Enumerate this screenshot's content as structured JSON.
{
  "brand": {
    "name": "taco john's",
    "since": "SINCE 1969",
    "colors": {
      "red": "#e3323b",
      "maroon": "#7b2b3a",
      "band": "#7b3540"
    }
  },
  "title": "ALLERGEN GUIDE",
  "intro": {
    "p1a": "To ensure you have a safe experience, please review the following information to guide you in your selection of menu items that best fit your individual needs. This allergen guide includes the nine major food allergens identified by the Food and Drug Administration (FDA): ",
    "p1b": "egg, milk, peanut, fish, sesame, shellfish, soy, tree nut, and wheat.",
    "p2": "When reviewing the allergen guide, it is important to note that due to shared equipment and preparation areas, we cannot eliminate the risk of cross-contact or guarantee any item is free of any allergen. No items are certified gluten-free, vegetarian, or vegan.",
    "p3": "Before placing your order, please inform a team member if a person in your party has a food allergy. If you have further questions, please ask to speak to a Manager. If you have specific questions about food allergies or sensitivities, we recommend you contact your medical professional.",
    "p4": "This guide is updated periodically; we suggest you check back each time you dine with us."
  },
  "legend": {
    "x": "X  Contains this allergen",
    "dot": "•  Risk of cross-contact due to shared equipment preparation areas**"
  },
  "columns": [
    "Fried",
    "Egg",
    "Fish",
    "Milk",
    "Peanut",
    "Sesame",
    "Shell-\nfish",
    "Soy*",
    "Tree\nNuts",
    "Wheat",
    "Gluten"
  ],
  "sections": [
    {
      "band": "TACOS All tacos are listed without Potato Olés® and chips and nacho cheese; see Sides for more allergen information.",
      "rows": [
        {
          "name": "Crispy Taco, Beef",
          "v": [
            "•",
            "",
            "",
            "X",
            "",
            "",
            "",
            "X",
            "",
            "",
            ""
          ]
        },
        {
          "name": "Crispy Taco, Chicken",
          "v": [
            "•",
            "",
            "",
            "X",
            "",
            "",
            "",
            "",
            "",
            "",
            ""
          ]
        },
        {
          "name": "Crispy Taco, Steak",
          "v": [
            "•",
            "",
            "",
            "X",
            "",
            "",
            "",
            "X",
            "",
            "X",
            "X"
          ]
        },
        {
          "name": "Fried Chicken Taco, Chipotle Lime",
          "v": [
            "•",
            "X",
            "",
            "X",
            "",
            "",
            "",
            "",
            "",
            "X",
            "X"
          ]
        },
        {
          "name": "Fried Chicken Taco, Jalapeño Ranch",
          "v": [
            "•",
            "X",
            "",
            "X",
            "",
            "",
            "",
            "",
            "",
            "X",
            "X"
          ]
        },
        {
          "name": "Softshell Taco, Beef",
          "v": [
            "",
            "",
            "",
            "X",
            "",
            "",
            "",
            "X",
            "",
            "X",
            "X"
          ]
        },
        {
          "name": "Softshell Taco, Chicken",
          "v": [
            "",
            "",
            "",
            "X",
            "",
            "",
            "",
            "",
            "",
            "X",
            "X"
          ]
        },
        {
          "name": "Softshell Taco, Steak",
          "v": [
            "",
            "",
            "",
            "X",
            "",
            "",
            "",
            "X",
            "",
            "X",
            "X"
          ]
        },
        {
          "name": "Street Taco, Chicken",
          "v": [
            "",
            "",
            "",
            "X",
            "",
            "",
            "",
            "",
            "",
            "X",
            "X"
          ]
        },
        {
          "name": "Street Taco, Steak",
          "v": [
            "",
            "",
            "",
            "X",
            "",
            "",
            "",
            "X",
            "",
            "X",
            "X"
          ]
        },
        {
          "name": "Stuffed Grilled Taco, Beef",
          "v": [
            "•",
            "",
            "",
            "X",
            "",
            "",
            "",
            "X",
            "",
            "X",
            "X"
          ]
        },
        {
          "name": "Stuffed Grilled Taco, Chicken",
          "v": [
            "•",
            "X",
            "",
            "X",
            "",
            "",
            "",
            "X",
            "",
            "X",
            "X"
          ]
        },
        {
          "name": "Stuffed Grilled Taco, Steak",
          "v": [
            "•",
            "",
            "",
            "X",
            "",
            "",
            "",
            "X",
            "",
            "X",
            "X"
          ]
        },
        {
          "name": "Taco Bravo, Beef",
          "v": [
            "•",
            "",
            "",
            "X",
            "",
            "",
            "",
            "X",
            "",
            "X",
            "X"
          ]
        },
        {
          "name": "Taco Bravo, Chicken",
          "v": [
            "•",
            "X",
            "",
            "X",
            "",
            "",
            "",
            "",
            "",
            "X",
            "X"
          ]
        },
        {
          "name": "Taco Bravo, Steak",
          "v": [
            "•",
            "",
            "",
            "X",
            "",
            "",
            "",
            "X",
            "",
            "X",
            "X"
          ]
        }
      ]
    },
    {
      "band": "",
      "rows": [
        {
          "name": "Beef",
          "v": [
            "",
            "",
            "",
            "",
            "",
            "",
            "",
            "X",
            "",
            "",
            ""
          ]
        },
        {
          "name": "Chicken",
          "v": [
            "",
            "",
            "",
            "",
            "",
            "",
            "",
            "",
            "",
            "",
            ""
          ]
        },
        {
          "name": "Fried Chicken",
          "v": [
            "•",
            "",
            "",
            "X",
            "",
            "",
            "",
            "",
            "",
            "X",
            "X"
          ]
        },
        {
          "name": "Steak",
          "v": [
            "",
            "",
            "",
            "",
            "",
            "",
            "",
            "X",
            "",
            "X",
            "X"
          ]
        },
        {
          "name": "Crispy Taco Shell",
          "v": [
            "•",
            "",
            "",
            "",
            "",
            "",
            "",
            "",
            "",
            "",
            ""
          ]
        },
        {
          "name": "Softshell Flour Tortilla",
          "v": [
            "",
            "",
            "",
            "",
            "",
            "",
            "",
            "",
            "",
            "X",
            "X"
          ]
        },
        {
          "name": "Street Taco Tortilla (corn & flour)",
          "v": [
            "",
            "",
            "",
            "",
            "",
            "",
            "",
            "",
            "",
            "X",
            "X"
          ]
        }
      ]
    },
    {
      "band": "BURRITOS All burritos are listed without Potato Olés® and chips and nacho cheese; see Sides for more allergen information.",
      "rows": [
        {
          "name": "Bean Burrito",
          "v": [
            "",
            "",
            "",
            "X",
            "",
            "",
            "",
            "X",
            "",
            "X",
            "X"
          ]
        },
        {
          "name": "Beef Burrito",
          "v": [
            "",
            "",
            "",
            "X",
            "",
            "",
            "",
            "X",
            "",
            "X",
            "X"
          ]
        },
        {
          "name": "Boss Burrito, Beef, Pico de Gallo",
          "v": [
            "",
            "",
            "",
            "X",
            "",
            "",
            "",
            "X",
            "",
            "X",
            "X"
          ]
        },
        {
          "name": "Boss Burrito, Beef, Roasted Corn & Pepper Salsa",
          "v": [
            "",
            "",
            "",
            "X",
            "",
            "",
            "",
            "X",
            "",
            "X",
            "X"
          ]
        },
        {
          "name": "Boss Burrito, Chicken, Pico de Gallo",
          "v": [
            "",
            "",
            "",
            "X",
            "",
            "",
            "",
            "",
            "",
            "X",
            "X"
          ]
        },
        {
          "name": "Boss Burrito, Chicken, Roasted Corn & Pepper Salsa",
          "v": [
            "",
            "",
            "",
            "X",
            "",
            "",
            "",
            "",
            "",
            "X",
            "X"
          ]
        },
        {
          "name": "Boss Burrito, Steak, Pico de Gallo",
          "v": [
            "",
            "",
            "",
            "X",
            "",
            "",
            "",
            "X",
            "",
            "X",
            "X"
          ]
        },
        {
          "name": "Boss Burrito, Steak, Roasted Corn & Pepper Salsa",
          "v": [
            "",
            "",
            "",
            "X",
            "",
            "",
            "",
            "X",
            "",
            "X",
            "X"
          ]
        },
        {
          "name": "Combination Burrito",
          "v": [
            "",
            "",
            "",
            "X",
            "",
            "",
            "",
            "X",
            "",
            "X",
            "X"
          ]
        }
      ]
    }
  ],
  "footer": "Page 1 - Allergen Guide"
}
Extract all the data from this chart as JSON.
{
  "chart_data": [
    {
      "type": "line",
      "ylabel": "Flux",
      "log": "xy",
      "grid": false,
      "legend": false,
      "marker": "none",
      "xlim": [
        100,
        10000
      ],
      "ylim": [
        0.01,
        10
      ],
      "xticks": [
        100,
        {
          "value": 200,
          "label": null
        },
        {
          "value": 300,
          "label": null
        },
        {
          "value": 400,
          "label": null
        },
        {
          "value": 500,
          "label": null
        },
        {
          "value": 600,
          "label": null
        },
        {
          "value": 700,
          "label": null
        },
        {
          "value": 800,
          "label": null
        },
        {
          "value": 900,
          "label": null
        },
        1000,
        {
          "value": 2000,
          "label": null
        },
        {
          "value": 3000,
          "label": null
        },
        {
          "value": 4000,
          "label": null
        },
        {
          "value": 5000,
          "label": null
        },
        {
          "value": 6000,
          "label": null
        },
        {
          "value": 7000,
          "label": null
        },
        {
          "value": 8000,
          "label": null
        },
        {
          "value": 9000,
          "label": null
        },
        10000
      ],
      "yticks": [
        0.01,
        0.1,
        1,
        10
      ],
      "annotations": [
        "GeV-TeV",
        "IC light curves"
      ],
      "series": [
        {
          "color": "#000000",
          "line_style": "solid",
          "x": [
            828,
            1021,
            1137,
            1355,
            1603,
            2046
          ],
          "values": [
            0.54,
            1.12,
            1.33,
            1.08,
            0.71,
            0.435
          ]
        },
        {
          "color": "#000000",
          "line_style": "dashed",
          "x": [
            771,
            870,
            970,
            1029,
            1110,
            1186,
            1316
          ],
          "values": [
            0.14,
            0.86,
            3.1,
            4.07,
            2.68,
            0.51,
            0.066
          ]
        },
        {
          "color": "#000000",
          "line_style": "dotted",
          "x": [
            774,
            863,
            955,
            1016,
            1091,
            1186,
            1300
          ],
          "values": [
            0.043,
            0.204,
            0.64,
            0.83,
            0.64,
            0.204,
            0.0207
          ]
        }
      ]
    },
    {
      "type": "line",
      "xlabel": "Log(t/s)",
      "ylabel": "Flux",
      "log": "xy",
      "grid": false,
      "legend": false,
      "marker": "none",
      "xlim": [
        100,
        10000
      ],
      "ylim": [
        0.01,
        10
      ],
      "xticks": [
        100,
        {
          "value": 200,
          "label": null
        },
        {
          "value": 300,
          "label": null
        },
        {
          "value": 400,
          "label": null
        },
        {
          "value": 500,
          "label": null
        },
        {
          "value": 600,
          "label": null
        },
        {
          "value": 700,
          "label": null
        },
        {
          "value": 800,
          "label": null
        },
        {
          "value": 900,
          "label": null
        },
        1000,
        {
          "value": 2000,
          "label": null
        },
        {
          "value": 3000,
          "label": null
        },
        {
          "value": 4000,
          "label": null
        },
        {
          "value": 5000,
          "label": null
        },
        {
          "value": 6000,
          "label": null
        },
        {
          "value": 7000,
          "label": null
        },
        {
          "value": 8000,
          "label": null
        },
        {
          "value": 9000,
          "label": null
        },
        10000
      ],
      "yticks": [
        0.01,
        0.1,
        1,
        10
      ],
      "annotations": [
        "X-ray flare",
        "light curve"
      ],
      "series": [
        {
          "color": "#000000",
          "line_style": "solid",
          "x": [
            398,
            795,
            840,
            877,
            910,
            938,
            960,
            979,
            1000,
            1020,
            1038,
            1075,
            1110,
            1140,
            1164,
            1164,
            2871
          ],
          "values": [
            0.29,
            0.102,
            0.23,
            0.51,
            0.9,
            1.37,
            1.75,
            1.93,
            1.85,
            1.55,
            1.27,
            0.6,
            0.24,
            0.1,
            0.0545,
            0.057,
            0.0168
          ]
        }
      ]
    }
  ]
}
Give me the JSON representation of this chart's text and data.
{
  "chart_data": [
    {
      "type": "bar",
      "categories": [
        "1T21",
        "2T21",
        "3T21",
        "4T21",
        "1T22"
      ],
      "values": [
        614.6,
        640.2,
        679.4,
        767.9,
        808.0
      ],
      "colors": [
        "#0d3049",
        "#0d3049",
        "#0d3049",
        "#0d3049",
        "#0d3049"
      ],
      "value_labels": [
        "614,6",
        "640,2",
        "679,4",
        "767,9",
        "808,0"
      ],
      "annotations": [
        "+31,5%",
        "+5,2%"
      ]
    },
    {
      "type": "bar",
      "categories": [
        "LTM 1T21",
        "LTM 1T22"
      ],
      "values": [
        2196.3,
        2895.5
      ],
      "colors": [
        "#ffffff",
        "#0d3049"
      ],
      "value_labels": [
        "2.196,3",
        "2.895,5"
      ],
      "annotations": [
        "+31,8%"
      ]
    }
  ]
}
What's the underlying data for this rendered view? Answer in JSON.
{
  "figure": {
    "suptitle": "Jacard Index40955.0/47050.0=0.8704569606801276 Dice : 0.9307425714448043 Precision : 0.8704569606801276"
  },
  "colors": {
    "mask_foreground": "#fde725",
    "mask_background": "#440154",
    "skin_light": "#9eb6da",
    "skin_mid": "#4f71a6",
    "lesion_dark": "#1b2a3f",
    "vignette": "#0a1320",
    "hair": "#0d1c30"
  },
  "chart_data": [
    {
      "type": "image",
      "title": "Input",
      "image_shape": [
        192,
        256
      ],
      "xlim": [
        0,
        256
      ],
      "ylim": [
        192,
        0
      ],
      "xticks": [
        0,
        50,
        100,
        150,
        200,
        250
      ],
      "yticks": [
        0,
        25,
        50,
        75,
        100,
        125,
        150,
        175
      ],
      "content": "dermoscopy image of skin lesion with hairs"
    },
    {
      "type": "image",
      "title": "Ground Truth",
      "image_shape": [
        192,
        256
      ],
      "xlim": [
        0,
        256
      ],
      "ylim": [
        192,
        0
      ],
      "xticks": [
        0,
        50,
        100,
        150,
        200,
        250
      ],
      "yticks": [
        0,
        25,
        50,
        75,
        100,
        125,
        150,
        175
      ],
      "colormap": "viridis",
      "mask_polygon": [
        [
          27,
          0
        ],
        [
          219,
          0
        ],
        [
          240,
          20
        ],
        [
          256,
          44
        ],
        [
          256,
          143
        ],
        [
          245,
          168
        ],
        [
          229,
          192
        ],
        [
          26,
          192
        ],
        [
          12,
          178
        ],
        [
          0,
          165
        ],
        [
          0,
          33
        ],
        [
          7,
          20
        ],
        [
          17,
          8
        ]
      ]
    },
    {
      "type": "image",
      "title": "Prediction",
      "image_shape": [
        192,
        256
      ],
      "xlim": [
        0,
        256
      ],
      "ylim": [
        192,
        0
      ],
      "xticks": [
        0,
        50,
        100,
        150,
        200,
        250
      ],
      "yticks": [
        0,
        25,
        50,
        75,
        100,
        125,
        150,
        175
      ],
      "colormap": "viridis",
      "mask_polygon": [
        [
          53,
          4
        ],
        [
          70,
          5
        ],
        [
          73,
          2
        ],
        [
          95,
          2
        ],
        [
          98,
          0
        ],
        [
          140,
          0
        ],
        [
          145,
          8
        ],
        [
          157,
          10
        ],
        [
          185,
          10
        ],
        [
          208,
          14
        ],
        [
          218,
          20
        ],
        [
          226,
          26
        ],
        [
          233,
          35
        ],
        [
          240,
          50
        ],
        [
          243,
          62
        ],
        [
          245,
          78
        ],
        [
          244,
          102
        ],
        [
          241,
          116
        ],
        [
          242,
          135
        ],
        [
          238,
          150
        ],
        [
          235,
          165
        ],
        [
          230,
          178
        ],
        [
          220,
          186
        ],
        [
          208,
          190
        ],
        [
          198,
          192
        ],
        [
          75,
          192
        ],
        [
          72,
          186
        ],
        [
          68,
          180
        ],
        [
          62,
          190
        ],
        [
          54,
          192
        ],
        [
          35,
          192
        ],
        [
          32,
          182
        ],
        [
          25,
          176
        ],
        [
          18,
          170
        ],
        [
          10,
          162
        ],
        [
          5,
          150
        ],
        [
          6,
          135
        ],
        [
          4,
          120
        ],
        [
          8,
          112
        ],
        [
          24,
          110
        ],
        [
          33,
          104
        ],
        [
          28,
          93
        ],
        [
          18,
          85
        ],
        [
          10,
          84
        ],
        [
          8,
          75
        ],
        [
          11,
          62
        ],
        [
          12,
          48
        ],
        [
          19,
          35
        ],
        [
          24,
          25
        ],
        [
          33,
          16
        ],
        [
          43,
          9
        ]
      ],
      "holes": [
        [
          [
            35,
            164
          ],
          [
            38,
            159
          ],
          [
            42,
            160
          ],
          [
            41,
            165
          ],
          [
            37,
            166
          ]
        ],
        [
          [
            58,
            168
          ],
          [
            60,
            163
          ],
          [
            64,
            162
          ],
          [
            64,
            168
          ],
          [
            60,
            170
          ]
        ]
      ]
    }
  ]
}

------------------------

Select every line above that contains the word "JSON", and copy it.

→ Solution for this exercise
Enumerate this screenshot's content as structured JSON.
Extract all the data from this chart as JSON.
Give me the JSON representation of this chart's text and data.
What's the underlying data for this rendered view? Answer in JSON.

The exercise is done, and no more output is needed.